**Written instruction**. Pick out and copy every line below that has the word "бўйича".
====== Exercise data
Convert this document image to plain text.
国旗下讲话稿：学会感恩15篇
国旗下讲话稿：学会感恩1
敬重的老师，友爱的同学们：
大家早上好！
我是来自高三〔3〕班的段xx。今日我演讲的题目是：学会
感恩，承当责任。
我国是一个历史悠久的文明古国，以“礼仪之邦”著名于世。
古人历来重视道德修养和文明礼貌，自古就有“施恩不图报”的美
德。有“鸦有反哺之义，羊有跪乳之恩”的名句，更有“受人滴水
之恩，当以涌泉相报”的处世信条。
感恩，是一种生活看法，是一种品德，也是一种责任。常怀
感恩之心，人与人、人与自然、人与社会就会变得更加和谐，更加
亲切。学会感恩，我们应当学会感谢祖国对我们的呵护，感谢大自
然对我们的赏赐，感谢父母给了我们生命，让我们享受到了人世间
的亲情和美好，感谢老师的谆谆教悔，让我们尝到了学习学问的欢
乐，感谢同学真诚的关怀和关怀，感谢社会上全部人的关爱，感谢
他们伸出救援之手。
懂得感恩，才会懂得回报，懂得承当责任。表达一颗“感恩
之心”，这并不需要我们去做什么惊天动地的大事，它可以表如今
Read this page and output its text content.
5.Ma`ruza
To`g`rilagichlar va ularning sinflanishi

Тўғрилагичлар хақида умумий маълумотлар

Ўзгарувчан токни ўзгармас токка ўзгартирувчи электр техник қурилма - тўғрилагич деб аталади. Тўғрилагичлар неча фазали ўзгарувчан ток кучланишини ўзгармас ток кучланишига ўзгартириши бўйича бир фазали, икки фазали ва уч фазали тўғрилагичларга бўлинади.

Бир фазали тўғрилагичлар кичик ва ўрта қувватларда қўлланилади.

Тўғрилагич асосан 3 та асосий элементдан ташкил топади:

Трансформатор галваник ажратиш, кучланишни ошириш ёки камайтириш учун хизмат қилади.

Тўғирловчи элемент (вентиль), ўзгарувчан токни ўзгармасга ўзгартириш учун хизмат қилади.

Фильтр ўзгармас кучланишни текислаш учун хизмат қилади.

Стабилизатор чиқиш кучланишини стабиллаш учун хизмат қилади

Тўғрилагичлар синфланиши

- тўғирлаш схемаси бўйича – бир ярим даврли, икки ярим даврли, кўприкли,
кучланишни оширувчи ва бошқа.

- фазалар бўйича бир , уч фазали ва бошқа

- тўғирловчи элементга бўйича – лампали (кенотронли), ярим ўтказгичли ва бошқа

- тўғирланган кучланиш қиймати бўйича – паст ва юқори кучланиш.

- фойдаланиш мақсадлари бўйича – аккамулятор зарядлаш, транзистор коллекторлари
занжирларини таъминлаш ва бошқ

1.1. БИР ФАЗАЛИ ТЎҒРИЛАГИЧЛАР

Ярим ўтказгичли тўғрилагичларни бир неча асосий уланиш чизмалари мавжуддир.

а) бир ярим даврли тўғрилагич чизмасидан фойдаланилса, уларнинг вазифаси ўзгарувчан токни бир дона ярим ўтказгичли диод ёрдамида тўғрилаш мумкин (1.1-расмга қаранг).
============
**Solution below**.
Ўзгарувчан токни ўзгармас токка ўзгартирувчи электр техник қурилма - тўғрилагич деб аталади. Тўғрилагичлар неча фазали ўзгарувчан ток кучланишини ўзгармас ток кучланишига ўзгартириши бўйича бир фазали, икки фазали ва уч фазали тўғрилагичларга бўлинади.
- тўғирлаш схемаси бўйича – бир ярим даврли, икки ярим даврли, кўприкли,
- фазалар бўйича бир , уч фазали ва бошқа
- тўғирловчи элементга бўйича – лампали (кенотронли), ярим ўтказгичли ва бошқа
- тўғирланган кучланиш қиймати бўйича – паст ва юқори кучланиш.
- фойдаланиш мақсадлари бўйича – аккамулятор зарядлаш, транзистор коллекторлари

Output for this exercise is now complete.